++++ AVAILABLE DATA
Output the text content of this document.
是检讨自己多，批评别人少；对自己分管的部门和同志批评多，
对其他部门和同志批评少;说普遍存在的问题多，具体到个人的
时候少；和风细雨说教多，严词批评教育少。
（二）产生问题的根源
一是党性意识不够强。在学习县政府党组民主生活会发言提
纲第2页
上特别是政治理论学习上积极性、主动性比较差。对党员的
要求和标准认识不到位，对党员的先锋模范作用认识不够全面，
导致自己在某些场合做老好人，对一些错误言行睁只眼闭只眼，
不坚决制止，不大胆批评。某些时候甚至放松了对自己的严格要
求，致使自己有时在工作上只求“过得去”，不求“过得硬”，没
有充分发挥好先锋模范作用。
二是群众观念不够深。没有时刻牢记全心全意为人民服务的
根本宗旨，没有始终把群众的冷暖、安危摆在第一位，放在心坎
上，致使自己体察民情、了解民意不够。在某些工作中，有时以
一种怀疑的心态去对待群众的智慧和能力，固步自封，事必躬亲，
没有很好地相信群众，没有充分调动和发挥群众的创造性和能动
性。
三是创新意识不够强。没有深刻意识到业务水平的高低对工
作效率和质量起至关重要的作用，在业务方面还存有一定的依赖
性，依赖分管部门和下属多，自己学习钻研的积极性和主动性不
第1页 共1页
++++++++
▶ [EXERCISE AIM]:
Write out the data exactly as it stands.

▶ [TASK RESPONSE]:
Output the text content of this document.
是检讨自己多，批评别人少；对自己分管的部门和同志批评多，
对其他部门和同志批评少;说普遍存在的问题多，具体到个人的
时候少；和风细雨说教多，严词批评教育少。
（二）产生问题的根源
一是党性意识不够强。在学习县政府党组民主生活会发言提
纲第2页
上特别是政治理论学习上积极性、主动性比较差。对党员的
要求和标准认识不到位，对党员的先锋模范作用认识不够全面，
导致自己在某些场合做老好人，对一些错误言行睁只眼闭只眼，
不坚决制止，不大胆批评。某些时候甚至放松了对自己的严格要
求，致使自己有时在工作上只求“过得去”，不求“过得硬”，没
有充分发挥好先锋模范作用。
二是群众观念不够深。没有时刻牢记全心全意为人民服务的
根本宗旨，没有始终把群众的冷暖、安危摆在第一位，放在心坎
上，致使自己体察民情、了解民意不够。在某些工作中，有时以
一种怀疑的心态去对待群众的智慧和能力，固步自封，事必躬亲，
没有很好地相信群众，没有充分调动和发挥群众的创造性和能动
性。
三是创新意识不够强。没有深刻意识到业务水平的高低对工
作效率和质量起至关重要的作用，在业务方面还存有一定的依赖
性，依赖分管部门和下属多，自己学习钻研的积极性和主动性不
第1页 共1页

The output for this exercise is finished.